> [Short problem]
Filter the listing below, copying every line in which the word "размеры" appears.

::::::

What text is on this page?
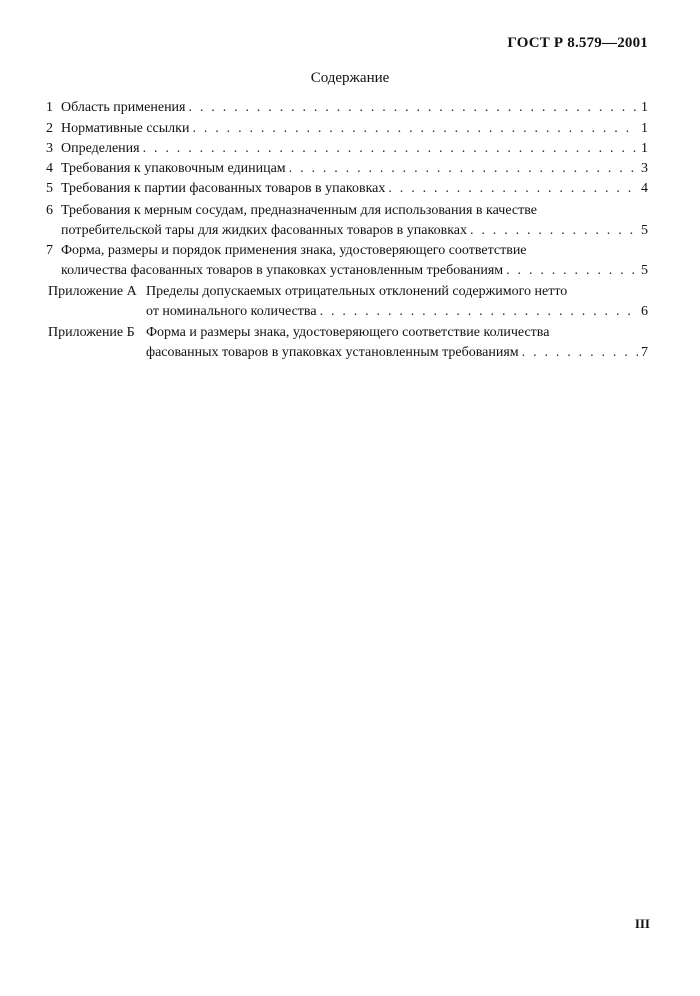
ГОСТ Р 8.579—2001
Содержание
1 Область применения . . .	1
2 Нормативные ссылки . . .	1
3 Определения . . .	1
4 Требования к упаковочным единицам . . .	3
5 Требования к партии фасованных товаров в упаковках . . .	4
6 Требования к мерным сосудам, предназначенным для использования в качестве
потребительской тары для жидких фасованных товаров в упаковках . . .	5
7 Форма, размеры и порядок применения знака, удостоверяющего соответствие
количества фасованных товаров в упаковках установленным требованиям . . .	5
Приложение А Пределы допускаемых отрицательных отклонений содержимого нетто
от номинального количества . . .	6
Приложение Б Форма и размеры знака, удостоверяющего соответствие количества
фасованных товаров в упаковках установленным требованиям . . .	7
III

::::::

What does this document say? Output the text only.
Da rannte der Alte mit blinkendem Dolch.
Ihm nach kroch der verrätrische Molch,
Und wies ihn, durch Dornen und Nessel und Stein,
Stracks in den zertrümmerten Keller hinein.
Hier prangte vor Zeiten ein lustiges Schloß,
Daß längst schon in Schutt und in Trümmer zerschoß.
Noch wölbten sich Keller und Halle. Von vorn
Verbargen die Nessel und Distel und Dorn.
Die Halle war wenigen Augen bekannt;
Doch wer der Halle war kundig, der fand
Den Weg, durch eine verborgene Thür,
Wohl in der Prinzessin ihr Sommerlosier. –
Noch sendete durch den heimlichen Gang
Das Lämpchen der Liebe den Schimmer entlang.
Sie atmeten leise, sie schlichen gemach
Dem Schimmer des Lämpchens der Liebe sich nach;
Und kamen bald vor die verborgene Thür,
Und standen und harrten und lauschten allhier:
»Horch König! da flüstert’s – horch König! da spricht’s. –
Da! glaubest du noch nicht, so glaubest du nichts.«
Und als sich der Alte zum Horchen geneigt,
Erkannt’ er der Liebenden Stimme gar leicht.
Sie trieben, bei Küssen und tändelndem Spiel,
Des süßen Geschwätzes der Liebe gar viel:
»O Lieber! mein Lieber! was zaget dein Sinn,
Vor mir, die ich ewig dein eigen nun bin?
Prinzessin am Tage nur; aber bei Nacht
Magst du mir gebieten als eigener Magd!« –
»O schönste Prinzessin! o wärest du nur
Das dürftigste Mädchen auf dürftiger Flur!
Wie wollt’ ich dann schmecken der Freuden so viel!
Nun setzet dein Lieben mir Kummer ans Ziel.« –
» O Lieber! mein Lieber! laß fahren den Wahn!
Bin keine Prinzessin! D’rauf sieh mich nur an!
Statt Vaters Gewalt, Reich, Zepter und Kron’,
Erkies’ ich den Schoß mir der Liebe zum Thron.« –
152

::::::

> [The result]
7 Форма, размеры и порядок применения знака, удостоверяющего соответствие
Приложение Б Форма и размеры знака, удостоверяющего соответствие количества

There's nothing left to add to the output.